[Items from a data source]
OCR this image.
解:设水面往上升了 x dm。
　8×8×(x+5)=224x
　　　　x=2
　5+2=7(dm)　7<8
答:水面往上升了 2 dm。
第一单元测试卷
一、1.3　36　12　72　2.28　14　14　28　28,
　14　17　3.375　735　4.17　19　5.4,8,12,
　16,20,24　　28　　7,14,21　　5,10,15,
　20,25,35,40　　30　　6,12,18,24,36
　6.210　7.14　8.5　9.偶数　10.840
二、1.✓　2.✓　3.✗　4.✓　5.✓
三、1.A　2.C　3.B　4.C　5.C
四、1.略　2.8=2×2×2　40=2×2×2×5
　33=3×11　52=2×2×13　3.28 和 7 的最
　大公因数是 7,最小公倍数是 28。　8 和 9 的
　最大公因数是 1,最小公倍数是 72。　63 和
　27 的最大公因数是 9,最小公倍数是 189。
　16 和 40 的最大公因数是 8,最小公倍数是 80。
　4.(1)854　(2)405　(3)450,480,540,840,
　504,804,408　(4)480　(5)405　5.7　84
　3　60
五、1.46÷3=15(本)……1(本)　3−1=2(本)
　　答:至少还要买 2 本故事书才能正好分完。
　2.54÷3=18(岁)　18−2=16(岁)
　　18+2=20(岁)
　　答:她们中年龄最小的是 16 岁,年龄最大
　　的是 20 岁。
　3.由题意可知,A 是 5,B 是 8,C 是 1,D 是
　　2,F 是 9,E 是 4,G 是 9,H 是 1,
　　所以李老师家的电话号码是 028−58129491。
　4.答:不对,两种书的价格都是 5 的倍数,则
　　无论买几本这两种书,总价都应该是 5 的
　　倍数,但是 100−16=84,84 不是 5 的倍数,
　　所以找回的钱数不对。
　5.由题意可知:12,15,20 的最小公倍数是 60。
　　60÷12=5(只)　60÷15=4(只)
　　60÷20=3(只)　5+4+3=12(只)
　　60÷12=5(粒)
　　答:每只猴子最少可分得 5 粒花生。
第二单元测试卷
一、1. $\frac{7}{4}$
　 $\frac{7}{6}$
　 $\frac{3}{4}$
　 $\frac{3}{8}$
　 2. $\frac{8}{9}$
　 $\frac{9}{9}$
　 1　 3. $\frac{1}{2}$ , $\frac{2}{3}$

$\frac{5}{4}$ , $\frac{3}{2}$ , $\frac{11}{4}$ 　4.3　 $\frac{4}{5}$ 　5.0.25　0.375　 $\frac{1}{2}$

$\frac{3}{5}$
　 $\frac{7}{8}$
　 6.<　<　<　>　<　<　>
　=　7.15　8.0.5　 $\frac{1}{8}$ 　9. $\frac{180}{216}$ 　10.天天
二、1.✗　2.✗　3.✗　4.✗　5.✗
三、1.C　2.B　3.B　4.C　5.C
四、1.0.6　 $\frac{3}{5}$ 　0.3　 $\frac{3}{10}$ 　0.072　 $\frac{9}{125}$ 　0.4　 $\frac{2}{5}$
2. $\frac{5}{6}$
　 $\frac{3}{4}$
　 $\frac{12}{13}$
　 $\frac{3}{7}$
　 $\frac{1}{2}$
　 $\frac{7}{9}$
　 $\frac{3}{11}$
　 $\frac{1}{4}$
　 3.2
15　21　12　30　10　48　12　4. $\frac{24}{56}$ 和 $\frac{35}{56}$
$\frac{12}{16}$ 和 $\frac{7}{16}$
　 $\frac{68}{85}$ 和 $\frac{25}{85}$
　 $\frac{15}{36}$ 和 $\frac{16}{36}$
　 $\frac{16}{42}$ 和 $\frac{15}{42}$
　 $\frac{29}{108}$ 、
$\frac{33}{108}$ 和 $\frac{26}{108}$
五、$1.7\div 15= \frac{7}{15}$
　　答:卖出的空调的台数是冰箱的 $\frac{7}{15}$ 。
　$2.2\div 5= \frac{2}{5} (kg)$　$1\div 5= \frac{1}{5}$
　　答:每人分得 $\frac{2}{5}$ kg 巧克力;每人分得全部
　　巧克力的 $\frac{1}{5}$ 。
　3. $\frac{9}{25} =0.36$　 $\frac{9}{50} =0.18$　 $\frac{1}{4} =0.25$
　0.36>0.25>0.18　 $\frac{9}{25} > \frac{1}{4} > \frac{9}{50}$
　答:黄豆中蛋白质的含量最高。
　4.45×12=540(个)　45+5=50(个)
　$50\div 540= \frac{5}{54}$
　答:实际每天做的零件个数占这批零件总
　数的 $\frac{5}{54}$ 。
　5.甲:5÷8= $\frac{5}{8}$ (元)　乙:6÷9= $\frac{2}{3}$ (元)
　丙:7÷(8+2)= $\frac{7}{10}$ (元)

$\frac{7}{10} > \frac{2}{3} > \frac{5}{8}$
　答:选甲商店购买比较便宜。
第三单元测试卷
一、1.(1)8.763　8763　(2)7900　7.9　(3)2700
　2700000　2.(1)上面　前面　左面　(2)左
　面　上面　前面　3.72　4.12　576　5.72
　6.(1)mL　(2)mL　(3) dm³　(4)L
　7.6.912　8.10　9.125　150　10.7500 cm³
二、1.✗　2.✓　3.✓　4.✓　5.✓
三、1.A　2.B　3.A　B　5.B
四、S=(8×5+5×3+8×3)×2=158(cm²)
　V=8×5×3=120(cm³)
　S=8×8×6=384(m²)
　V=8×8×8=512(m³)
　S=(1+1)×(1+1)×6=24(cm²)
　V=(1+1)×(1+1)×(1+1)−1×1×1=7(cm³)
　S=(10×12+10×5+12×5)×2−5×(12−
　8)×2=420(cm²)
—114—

What to work on
Tell how many lines contain the word "的最大公因数是", using only the number.

The result
2